SUPPLIED DATA:
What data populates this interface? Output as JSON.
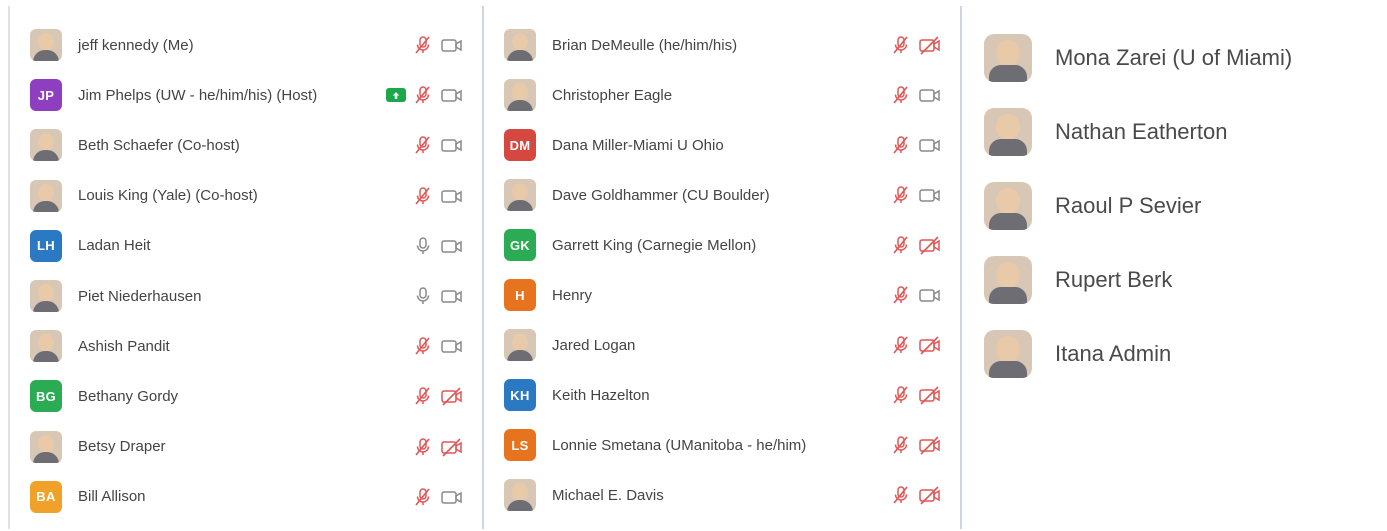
{
  "colors": {
    "muted_red": "#e25555",
    "icon_gray": "#8a8a8a",
    "share_green": "#1aa84a"
  },
  "panels": [
    {
      "participants": [
        {
          "name": "jeff kennedy (Me)",
          "initials": "",
          "color": "",
          "mic": "muted",
          "video": "on"
        },
        {
          "name": "Jim Phelps (UW - he/him/his) (Host)",
          "initials": "JP",
          "color": "#8e3fc0",
          "mic": "muted",
          "video": "on",
          "sharing": true
        },
        {
          "name": "Beth Schaefer (Co-host)",
          "initials": "",
          "color": "",
          "mic": "muted",
          "video": "on"
        },
        {
          "name": "Louis King (Yale) (Co-host)",
          "initials": "",
          "color": "",
          "mic": "muted",
          "video": "on"
        },
        {
          "name": "Ladan Heit",
          "initials": "LH",
          "color": "#2b79c2",
          "mic": "on",
          "video": "on"
        },
        {
          "name": "Piet Niederhausen",
          "initials": "",
          "color": "",
          "mic": "on",
          "video": "on"
        },
        {
          "name": "Ashish Pandit",
          "initials": "",
          "color": "",
          "mic": "muted",
          "video": "on"
        },
        {
          "name": "Bethany Gordy",
          "initials": "BG",
          "color": "#2aab54",
          "mic": "muted",
          "video": "off"
        },
        {
          "name": "Betsy Draper",
          "initials": "",
          "color": "",
          "mic": "muted",
          "video": "off"
        },
        {
          "name": "Bill Allison",
          "initials": "BA",
          "color": "#efa12a",
          "mic": "muted",
          "video": "on"
        }
      ]
    },
    {
      "participants": [
        {
          "name": "Brian DeMeulle (he/him/his)",
          "initials": "",
          "color": "",
          "mic": "muted",
          "video": "off"
        },
        {
          "name": "Christopher Eagle",
          "initials": "",
          "color": "",
          "mic": "muted",
          "video": "on"
        },
        {
          "name": "Dana Miller-Miami U Ohio",
          "initials": "DM",
          "color": "#d5473f",
          "mic": "muted",
          "video": "on"
        },
        {
          "name": "Dave Goldhammer (CU Boulder)",
          "initials": "",
          "color": "",
          "mic": "muted",
          "video": "on"
        },
        {
          "name": "Garrett King (Carnegie Mellon)",
          "initials": "GK",
          "color": "#2aab54",
          "mic": "muted",
          "video": "off"
        },
        {
          "name": "Henry",
          "initials": "H",
          "color": "#e8731f",
          "mic": "muted",
          "video": "on"
        },
        {
          "name": "Jared Logan",
          "initials": "",
          "color": "",
          "mic": "muted",
          "video": "off"
        },
        {
          "name": "Keith Hazelton",
          "initials": "KH",
          "color": "#2b79c2",
          "mic": "muted",
          "video": "off"
        },
        {
          "name": "Lonnie Smetana (UManitoba - he/him)",
          "initials": "LS",
          "color": "#e8731f",
          "mic": "muted",
          "video": "off"
        },
        {
          "name": "Michael E. Davis",
          "initials": "",
          "color": "",
          "mic": "muted",
          "video": "off"
        }
      ]
    },
    {
      "participants": [
        {
          "name": "Mona Zarei (U of Miami)",
          "initials": "",
          "color": ""
        },
        {
          "name": "Nathan Eatherton",
          "initials": "",
          "color": ""
        },
        {
          "name": "Raoul P Sevier",
          "initials": "",
          "color": ""
        },
        {
          "name": "Rupert Berk",
          "initials": "",
          "color": ""
        },
        {
          "name": "Itana Admin",
          "initials": "",
          "color": ""
        }
      ]
    }
  ]
}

GOAL:
From the records given above, reproduce all text exactly and exclude each picture.

ANSWER TO THE PROBLEM:
What data populates this interface? Output as JSON.
{
  "colors": {
    "muted_red": "#e25555",
    "icon_gray": "#8a8a8a",
    "share_green": "#1aa84a"
  },
  "panels": [
    {
      "participants": [
        {
          "name": "jeff kennedy (Me)",
          "initials": "",
          "color": "",
          "mic": "muted",
          "video": "on"
        },
        {
          "name": "Jim Phelps (UW - he/him/his) (Host)",
          "initials": "JP",
          "color": "#8e3fc0",
          "mic": "muted",
          "video": "on",
          "sharing": true
        },
        {
          "name": "Beth Schaefer (Co-host)",
          "initials": "",
          "color": "",
          "mic": "muted",
          "video": "on"
        },
        {
          "name": "Louis King (Yale) (Co-host)",
          "initials": "",
          "color": "",
          "mic": "muted",
          "video": "on"
        },
        {
          "name": "Ladan Heit",
          "initials": "LH",
          "color": "#2b79c2",
          "mic": "on",
          "video": "on"
        },
        {
          "name": "Piet Niederhausen",
          "initials": "",
          "color": "",
          "mic": "on",
          "video": "on"
        },
        {
          "name": "Ashish Pandit",
          "initials": "",
          "color": "",
          "mic": "muted",
          "video": "on"
        },
        {
          "name": "Bethany Gordy",
          "initials": "BG",
          "color": "#2aab54",
          "mic": "muted",
          "video": "off"
        },
        {
          "name": "Betsy Draper",
          "initials": "",
          "color": "",
          "mic": "muted",
          "video": "off"
        },
        {
          "name": "Bill Allison",
          "initials": "BA",
          "color": "#efa12a",
          "mic": "muted",
          "video": "on"
        }
      ]
    },
    {
      "participants": [
        {
          "name": "Brian DeMeulle (he/him/his)",
          "initials": "",
          "color": "",
          "mic": "muted",
          "video": "off"
        },
        {
          "name": "Christopher Eagle",
          "initials": "",
          "color": "",
          "mic": "muted",
          "video": "on"
        },
        {
          "name": "Dana Miller-Miami U Ohio",
          "initials": "DM",
          "color": "#d5473f",
          "mic": "muted",
          "video": "on"
        },
        {
          "name": "Dave Goldhammer (CU Boulder)",
          "initials": "",
          "color": "",
          "mic": "muted",
          "video": "on"
        },
        {
          "name": "Garrett King (Carnegie Mellon)",
          "initials": "GK",
          "color": "#2aab54",
          "mic": "muted",
          "video": "off"
        },
        {
          "name": "Henry",
          "initials": "H",
          "color": "#e8731f",
          "mic": "muted",
          "video": "on"
        },
        {
          "name": "Jared Logan",
          "initials": "",
          "color": "",
          "mic": "muted",
          "video": "off"
        },
        {
          "name": "Keith Hazelton",
          "initials": "KH",
          "color": "#2b79c2",
          "mic": "muted",
          "video": "off"
        },
        {
          "name": "Lonnie Smetana (UManitoba - he/him)",
          "initials": "LS",
          "color": "#e8731f",
          "mic": "muted",
          "video": "off"
        },
        {
          "name": "Michael E. Davis",
          "initials": "",
          "color": "",
          "mic": "muted",
          "video": "off"
        }
      ]
    },
    {
      "participants": [
        {
          "name": "Mona Zarei (U of Miami)",
          "initials": "",
          "color": ""
        },
        {
          "name": "Nathan Eatherton",
          "initials": "",
          "color": ""
        },
        {
          "name": "Raoul P Sevier",
          "initials": "",
          "color": ""
        },
        {
          "name": "Rupert Berk",
          "initials": "",
          "color": ""
        },
        {
          "name": "Itana Admin",
          "initials": "",
          "color": ""
        }
      ]
    }
  ]
}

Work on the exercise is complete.